#### Short task:
What you return should match every record exactly, with the images removed.

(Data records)

***

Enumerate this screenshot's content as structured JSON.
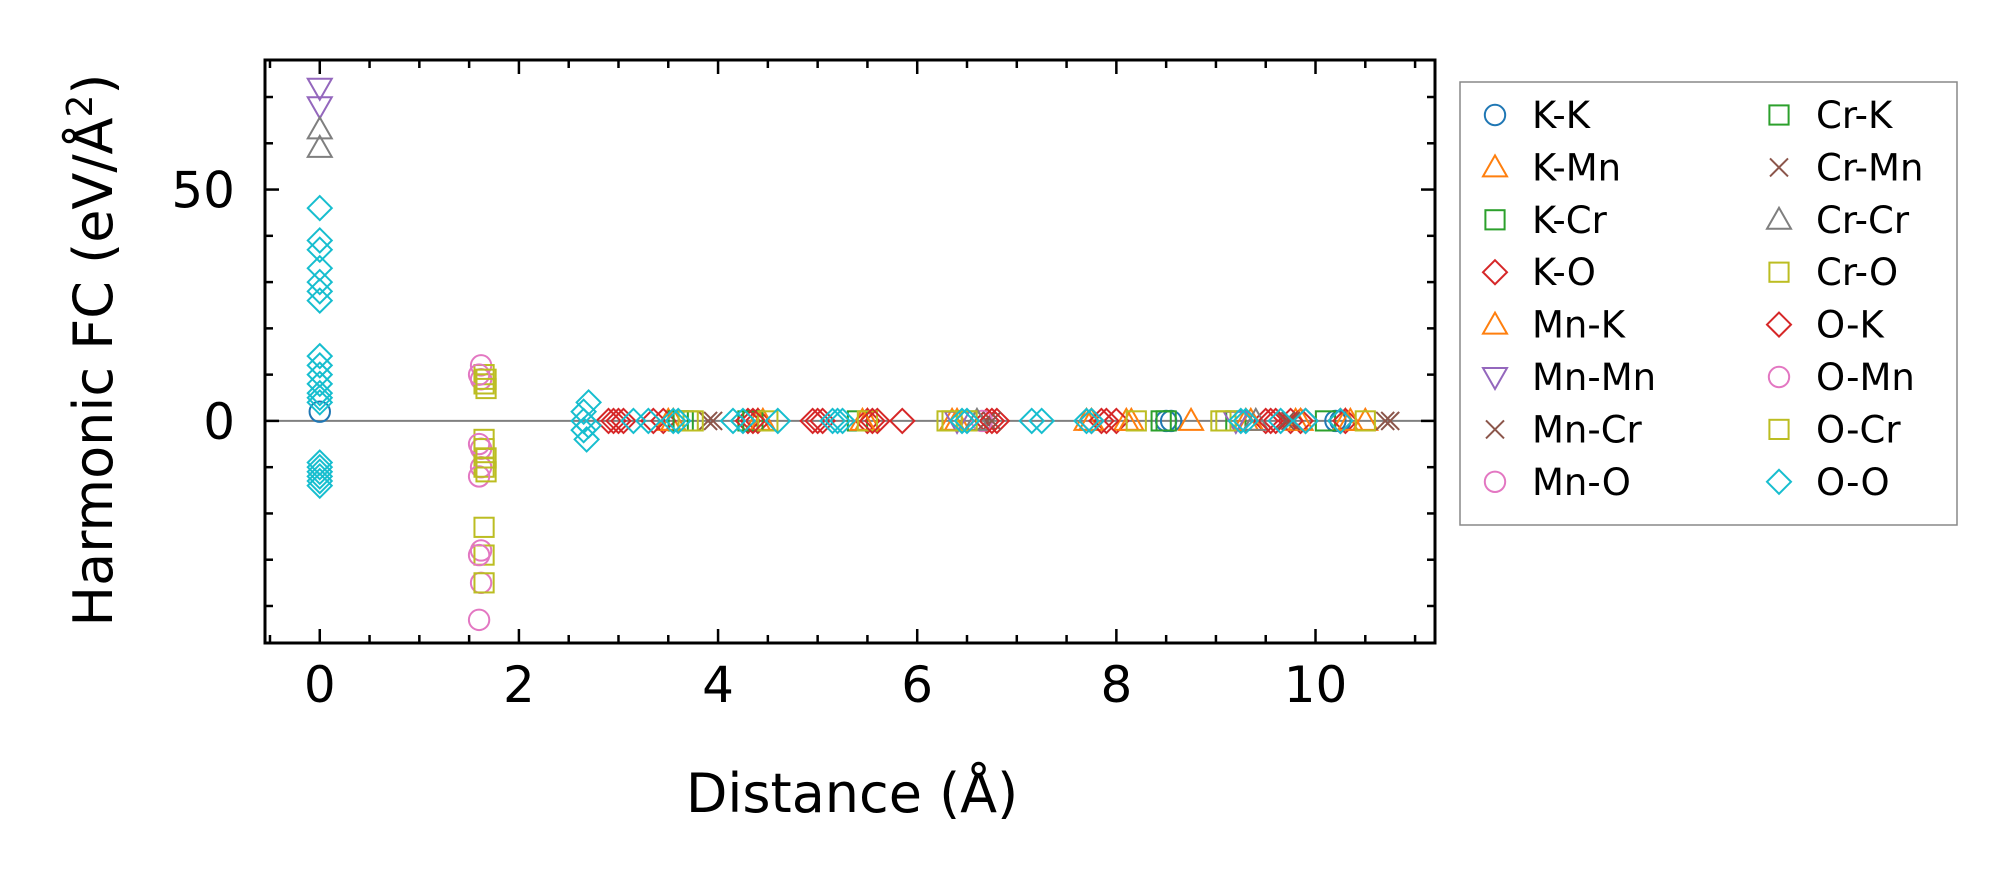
{
  "chart_data": {
    "type": "scatter",
    "title": "",
    "xlabel": "Distance (Å)",
    "ylabel_main": "Harmonic FC (eV/Å",
    "ylabel_sup": "2",
    "ylabel_close": ")",
    "xlim": [
      -0.55,
      11.2
    ],
    "ylim": [
      -48,
      78
    ],
    "x_ticks": [
      0,
      2,
      4,
      6,
      8,
      10
    ],
    "x_tick_labels": [
      "0",
      "2",
      "4",
      "6",
      "8",
      "10"
    ],
    "x_minor_step": 0.5,
    "y_ticks": [
      0,
      50
    ],
    "y_tick_labels": [
      "0",
      "50"
    ],
    "y_minor_step": 10,
    "zero_line": true,
    "legend_position": "outside-right",
    "series": [
      {
        "name": "K-K",
        "marker": "circle",
        "color": "#1f77b4",
        "x": [
          0,
          8.5,
          8.55,
          10.2,
          10.25
        ],
        "y": [
          2,
          0,
          0,
          0,
          0
        ]
      },
      {
        "name": "K-Mn",
        "marker": "triangle-up",
        "color": "#ff7f0e",
        "x": [
          3.5,
          4.4,
          5.5,
          6.4,
          7.7,
          8.1,
          8.75,
          9.3,
          9.8,
          10.3,
          10.5
        ],
        "y": [
          0,
          0,
          0,
          0,
          0,
          0,
          0,
          0,
          0,
          0,
          0
        ]
      },
      {
        "name": "K-Cr",
        "marker": "square",
        "color": "#2ca02c",
        "x": [
          3.6,
          4.3,
          5.4,
          6.5,
          8.45,
          9.2,
          10.1
        ],
        "y": [
          0,
          0,
          0,
          0,
          0,
          0,
          0
        ]
      },
      {
        "name": "K-O",
        "marker": "diamond",
        "color": "#d62728",
        "x": [
          2.9,
          3.0,
          3.35,
          3.45,
          4.3,
          4.4,
          4.95,
          5.05,
          5.5,
          5.6,
          5.85,
          6.7,
          6.8,
          7.75,
          7.9,
          8.0,
          9.5,
          9.6,
          9.75,
          9.85,
          10.25,
          10.3
        ],
        "y": [
          0,
          0,
          0,
          0,
          0,
          0,
          0,
          0,
          0,
          0,
          0,
          0,
          0,
          0,
          0,
          0,
          0,
          0,
          0,
          0,
          0,
          0
        ]
      },
      {
        "name": "Mn-K",
        "marker": "triangle-up",
        "color": "#ff7f0e",
        "x": [
          3.55,
          4.45,
          5.45,
          6.35,
          7.75,
          8.15,
          9.35,
          9.85,
          10.35
        ],
        "y": [
          0,
          0,
          0,
          0,
          0,
          0,
          0,
          0,
          0
        ]
      },
      {
        "name": "Mn-Mn",
        "marker": "triangle-down",
        "color": "#9467bd",
        "x": [
          0,
          0,
          6.4,
          9.2
        ],
        "y": [
          72,
          68,
          0,
          0
        ]
      },
      {
        "name": "Mn-Cr",
        "marker": "x",
        "color": "#8c564b",
        "x": [
          3.9,
          6.7,
          9.7,
          10.7
        ],
        "y": [
          0,
          0,
          0,
          0
        ]
      },
      {
        "name": "Mn-O",
        "marker": "circle",
        "color": "#e377c2",
        "x": [
          1.62,
          1.62,
          1.62,
          1.62,
          1.62,
          1.62,
          6.65
        ],
        "y": [
          12,
          9,
          -6,
          -10,
          -28,
          -35,
          0
        ]
      },
      {
        "name": "Cr-K",
        "marker": "square",
        "color": "#2ca02c",
        "x": [
          3.65,
          4.35,
          8.5
        ],
        "y": [
          0,
          0,
          0
        ]
      },
      {
        "name": "Cr-Mn",
        "marker": "x",
        "color": "#8c564b",
        "x": [
          3.95,
          6.75,
          9.75,
          10.75
        ],
        "y": [
          0,
          0,
          0,
          0
        ]
      },
      {
        "name": "Cr-Cr",
        "marker": "triangle-up",
        "color": "#7f7f7f",
        "x": [
          0,
          0,
          6.6,
          9.4
        ],
        "y": [
          63,
          59,
          0,
          0
        ]
      },
      {
        "name": "Cr-O",
        "marker": "square",
        "color": "#bcbd22",
        "x": [
          1.65,
          1.65,
          1.65,
          1.65,
          1.65,
          1.65,
          1.65,
          1.65,
          3.7,
          4.5,
          5.5,
          6.3,
          6.5,
          8.2,
          9.1,
          10.5
        ],
        "y": [
          10,
          8,
          -4,
          -6,
          -10,
          -23,
          -29,
          -35,
          0,
          0,
          0,
          0,
          0,
          0,
          0,
          0
        ]
      },
      {
        "name": "O-K",
        "marker": "diamond",
        "color": "#d62728",
        "x": [
          2.95,
          3.05,
          4.35,
          5.0,
          5.55,
          6.75,
          7.85,
          9.55,
          9.9
        ],
        "y": [
          0,
          0,
          0,
          0,
          0,
          0,
          0,
          0,
          0
        ]
      },
      {
        "name": "O-Mn",
        "marker": "circle",
        "color": "#e377c2",
        "x": [
          1.6,
          1.6,
          1.6,
          1.6,
          1.6
        ],
        "y": [
          10,
          -5,
          -12,
          -29,
          -43
        ]
      },
      {
        "name": "O-Cr",
        "marker": "square",
        "color": "#bcbd22",
        "x": [
          1.67,
          1.67,
          1.67,
          1.67,
          3.75,
          6.35,
          9.05
        ],
        "y": [
          9,
          7,
          -8,
          -11,
          0,
          0,
          0
        ]
      },
      {
        "name": "O-O",
        "marker": "diamond",
        "color": "#17becf",
        "x": [
          0,
          0,
          0,
          0,
          0,
          0,
          0,
          0,
          0,
          0,
          0,
          0,
          0,
          0,
          0,
          0,
          0,
          0,
          0,
          0,
          2.65,
          2.65,
          2.65,
          2.68,
          2.7,
          2.7,
          3.15,
          3.3,
          3.55,
          3.6,
          4.15,
          4.25,
          4.6,
          5.15,
          5.2,
          5.25,
          6.45,
          6.5,
          7.15,
          7.25,
          7.7,
          7.75,
          9.25,
          9.3,
          9.65,
          9.9,
          10.25
        ],
        "y": [
          46,
          39,
          37,
          33,
          30,
          28,
          26,
          14,
          12,
          10,
          8,
          6,
          5,
          4,
          -9,
          -10,
          -11,
          -12,
          -13,
          -14,
          2,
          0,
          -2,
          -4,
          4,
          -1,
          0,
          0,
          0,
          0,
          0,
          0,
          0,
          0,
          0,
          0,
          0,
          0,
          0,
          0,
          0,
          0,
          0,
          0,
          0,
          0,
          0
        ]
      }
    ]
  }
}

***

#### Solution:
Enumerate this screenshot's content as structured JSON.
{
  "chart_data": {
    "type": "scatter",
    "title": "",
    "xlabel": "Distance (Å)",
    "ylabel_main": "Harmonic FC (eV/Å",
    "ylabel_sup": "2",
    "ylabel_close": ")",
    "xlim": [
      -0.55,
      11.2
    ],
    "ylim": [
      -48,
      78
    ],
    "x_ticks": [
      0,
      2,
      4,
      6,
      8,
      10
    ],
    "x_tick_labels": [
      "0",
      "2",
      "4",
      "6",
      "8",
      "10"
    ],
    "x_minor_step": 0.5,
    "y_ticks": [
      0,
      50
    ],
    "y_tick_labels": [
      "0",
      "50"
    ],
    "y_minor_step": 10,
    "zero_line": true,
    "legend_position": "outside-right",
    "series": [
      {
        "name": "K-K",
        "marker": "circle",
        "color": "#1f77b4",
        "x": [
          0,
          8.5,
          8.55,
          10.2,
          10.25
        ],
        "y": [
          2,
          0,
          0,
          0,
          0
        ]
      },
      {
        "name": "K-Mn",
        "marker": "triangle-up",
        "color": "#ff7f0e",
        "x": [
          3.5,
          4.4,
          5.5,
          6.4,
          7.7,
          8.1,
          8.75,
          9.3,
          9.8,
          10.3,
          10.5
        ],
        "y": [
          0,
          0,
          0,
          0,
          0,
          0,
          0,
          0,
          0,
          0,
          0
        ]
      },
      {
        "name": "K-Cr",
        "marker": "square",
        "color": "#2ca02c",
        "x": [
          3.6,
          4.3,
          5.4,
          6.5,
          8.45,
          9.2,
          10.1
        ],
        "y": [
          0,
          0,
          0,
          0,
          0,
          0,
          0
        ]
      },
      {
        "name": "K-O",
        "marker": "diamond",
        "color": "#d62728",
        "x": [
          2.9,
          3.0,
          3.35,
          3.45,
          4.3,
          4.4,
          4.95,
          5.05,
          5.5,
          5.6,
          5.85,
          6.7,
          6.8,
          7.75,
          7.9,
          8.0,
          9.5,
          9.6,
          9.75,
          9.85,
          10.25,
          10.3
        ],
        "y": [
          0,
          0,
          0,
          0,
          0,
          0,
          0,
          0,
          0,
          0,
          0,
          0,
          0,
          0,
          0,
          0,
          0,
          0,
          0,
          0,
          0,
          0
        ]
      },
      {
        "name": "Mn-K",
        "marker": "triangle-up",
        "color": "#ff7f0e",
        "x": [
          3.55,
          4.45,
          5.45,
          6.35,
          7.75,
          8.15,
          9.35,
          9.85,
          10.35
        ],
        "y": [
          0,
          0,
          0,
          0,
          0,
          0,
          0,
          0,
          0
        ]
      },
      {
        "name": "Mn-Mn",
        "marker": "triangle-down",
        "color": "#9467bd",
        "x": [
          0,
          0,
          6.4,
          9.2
        ],
        "y": [
          72,
          68,
          0,
          0
        ]
      },
      {
        "name": "Mn-Cr",
        "marker": "x",
        "color": "#8c564b",
        "x": [
          3.9,
          6.7,
          9.7,
          10.7
        ],
        "y": [
          0,
          0,
          0,
          0
        ]
      },
      {
        "name": "Mn-O",
        "marker": "circle",
        "color": "#e377c2",
        "x": [
          1.62,
          1.62,
          1.62,
          1.62,
          1.62,
          1.62,
          6.65
        ],
        "y": [
          12,
          9,
          -6,
          -10,
          -28,
          -35,
          0
        ]
      },
      {
        "name": "Cr-K",
        "marker": "square",
        "color": "#2ca02c",
        "x": [
          3.65,
          4.35,
          8.5
        ],
        "y": [
          0,
          0,
          0
        ]
      },
      {
        "name": "Cr-Mn",
        "marker": "x",
        "color": "#8c564b",
        "x": [
          3.95,
          6.75,
          9.75,
          10.75
        ],
        "y": [
          0,
          0,
          0,
          0
        ]
      },
      {
        "name": "Cr-Cr",
        "marker": "triangle-up",
        "color": "#7f7f7f",
        "x": [
          0,
          0,
          6.6,
          9.4
        ],
        "y": [
          63,
          59,
          0,
          0
        ]
      },
      {
        "name": "Cr-O",
        "marker": "square",
        "color": "#bcbd22",
        "x": [
          1.65,
          1.65,
          1.65,
          1.65,
          1.65,
          1.65,
          1.65,
          1.65,
          3.7,
          4.5,
          5.5,
          6.3,
          6.5,
          8.2,
          9.1,
          10.5
        ],
        "y": [
          10,
          8,
          -4,
          -6,
          -10,
          -23,
          -29,
          -35,
          0,
          0,
          0,
          0,
          0,
          0,
          0,
          0
        ]
      },
      {
        "name": "O-K",
        "marker": "diamond",
        "color": "#d62728",
        "x": [
          2.95,
          3.05,
          4.35,
          5.0,
          5.55,
          6.75,
          7.85,
          9.55,
          9.9
        ],
        "y": [
          0,
          0,
          0,
          0,
          0,
          0,
          0,
          0,
          0
        ]
      },
      {
        "name": "O-Mn",
        "marker": "circle",
        "color": "#e377c2",
        "x": [
          1.6,
          1.6,
          1.6,
          1.6,
          1.6
        ],
        "y": [
          10,
          -5,
          -12,
          -29,
          -43
        ]
      },
      {
        "name": "O-Cr",
        "marker": "square",
        "color": "#bcbd22",
        "x": [
          1.67,
          1.67,
          1.67,
          1.67,
          3.75,
          6.35,
          9.05
        ],
        "y": [
          9,
          7,
          -8,
          -11,
          0,
          0,
          0
        ]
      },
      {
        "name": "O-O",
        "marker": "diamond",
        "color": "#17becf",
        "x": [
          0,
          0,
          0,
          0,
          0,
          0,
          0,
          0,
          0,
          0,
          0,
          0,
          0,
          0,
          0,
          0,
          0,
          0,
          0,
          0,
          2.65,
          2.65,
          2.65,
          2.68,
          2.7,
          2.7,
          3.15,
          3.3,
          3.55,
          3.6,
          4.15,
          4.25,
          4.6,
          5.15,
          5.2,
          5.25,
          6.45,
          6.5,
          7.15,
          7.25,
          7.7,
          7.75,
          9.25,
          9.3,
          9.65,
          9.9,
          10.25
        ],
        "y": [
          46,
          39,
          37,
          33,
          30,
          28,
          26,
          14,
          12,
          10,
          8,
          6,
          5,
          4,
          -9,
          -10,
          -11,
          -12,
          -13,
          -14,
          2,
          0,
          -2,
          -4,
          4,
          -1,
          0,
          0,
          0,
          0,
          0,
          0,
          0,
          0,
          0,
          0,
          0,
          0,
          0,
          0,
          0,
          0,
          0,
          0,
          0,
          0,
          0
        ]
      }
    ]
  }
}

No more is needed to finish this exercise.